__TASK DETAILS__.
Report every line of the records that contains the string "tick", treating uppercase and lowercase letters as distinct.

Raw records
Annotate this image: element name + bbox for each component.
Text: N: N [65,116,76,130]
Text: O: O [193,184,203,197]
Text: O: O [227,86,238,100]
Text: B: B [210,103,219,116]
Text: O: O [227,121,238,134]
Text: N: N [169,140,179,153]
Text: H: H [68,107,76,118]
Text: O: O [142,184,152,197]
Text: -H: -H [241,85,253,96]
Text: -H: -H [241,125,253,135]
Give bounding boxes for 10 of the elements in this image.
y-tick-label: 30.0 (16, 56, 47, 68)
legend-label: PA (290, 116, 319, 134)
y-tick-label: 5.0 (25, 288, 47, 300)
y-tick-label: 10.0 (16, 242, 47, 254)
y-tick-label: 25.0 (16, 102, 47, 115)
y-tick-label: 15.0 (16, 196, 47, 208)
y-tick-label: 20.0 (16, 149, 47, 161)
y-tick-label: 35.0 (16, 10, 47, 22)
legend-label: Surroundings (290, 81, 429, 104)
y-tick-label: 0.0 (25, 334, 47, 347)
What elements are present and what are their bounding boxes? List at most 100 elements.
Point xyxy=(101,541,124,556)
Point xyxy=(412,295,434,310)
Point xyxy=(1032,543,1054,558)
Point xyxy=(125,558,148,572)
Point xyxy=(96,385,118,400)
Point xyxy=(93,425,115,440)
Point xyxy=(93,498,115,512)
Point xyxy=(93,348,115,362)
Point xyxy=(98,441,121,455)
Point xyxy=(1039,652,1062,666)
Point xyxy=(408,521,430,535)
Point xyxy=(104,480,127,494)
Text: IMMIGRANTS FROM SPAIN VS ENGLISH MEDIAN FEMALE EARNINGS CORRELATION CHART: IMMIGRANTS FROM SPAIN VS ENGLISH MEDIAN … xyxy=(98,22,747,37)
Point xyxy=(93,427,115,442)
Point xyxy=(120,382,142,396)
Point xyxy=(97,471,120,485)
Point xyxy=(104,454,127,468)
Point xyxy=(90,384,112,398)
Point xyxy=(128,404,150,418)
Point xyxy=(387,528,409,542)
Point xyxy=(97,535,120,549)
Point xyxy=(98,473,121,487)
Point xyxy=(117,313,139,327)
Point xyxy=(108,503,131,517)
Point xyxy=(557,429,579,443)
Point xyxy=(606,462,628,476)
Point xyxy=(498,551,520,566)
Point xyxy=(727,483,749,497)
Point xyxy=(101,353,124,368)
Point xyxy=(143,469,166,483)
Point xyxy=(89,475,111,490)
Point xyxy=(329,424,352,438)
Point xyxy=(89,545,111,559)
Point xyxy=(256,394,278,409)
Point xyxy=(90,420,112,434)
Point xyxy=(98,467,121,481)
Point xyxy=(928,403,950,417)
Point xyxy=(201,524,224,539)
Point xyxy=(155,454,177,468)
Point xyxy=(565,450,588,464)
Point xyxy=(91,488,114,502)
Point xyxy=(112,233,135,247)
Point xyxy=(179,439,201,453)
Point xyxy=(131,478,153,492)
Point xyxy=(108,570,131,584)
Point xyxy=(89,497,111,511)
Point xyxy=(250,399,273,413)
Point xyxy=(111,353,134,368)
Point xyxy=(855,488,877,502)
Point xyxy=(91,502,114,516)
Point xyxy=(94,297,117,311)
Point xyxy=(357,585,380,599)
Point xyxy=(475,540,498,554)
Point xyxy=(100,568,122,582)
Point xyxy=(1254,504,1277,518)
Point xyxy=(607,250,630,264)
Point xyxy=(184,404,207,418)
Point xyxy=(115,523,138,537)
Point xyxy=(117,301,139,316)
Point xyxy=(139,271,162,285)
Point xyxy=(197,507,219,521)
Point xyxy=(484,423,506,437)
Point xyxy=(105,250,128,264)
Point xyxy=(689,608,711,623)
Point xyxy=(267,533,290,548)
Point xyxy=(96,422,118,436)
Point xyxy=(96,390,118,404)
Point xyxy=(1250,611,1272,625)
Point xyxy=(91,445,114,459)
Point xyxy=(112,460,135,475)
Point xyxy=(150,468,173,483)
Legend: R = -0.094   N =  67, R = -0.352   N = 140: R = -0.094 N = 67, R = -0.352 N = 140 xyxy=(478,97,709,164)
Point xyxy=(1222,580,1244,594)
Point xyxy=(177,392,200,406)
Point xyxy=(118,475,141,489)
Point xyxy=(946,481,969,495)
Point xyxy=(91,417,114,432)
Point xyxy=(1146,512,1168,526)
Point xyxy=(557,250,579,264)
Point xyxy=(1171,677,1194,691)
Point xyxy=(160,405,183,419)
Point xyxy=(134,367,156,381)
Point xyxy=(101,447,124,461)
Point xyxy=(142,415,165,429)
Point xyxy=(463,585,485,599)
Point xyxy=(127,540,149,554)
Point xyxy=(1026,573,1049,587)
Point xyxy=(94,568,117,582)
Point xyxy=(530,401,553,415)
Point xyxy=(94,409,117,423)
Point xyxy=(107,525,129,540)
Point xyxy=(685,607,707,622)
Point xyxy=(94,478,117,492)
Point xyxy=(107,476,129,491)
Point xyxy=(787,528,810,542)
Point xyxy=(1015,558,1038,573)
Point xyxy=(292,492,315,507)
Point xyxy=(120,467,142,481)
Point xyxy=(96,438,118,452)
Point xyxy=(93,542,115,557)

__TASK RESPONSE__.
y-tick-label: 30.0 (16, 56, 47, 68)
y-tick-label: 5.0 (25, 288, 47, 300)
y-tick-label: 10.0 (16, 242, 47, 254)
y-tick-label: 25.0 (16, 102, 47, 115)
y-tick-label: 15.0 (16, 196, 47, 208)
y-tick-label: 20.0 (16, 149, 47, 161)
y-tick-label: 35.0 (16, 10, 47, 22)
y-tick-label: 0.0 (25, 334, 47, 347)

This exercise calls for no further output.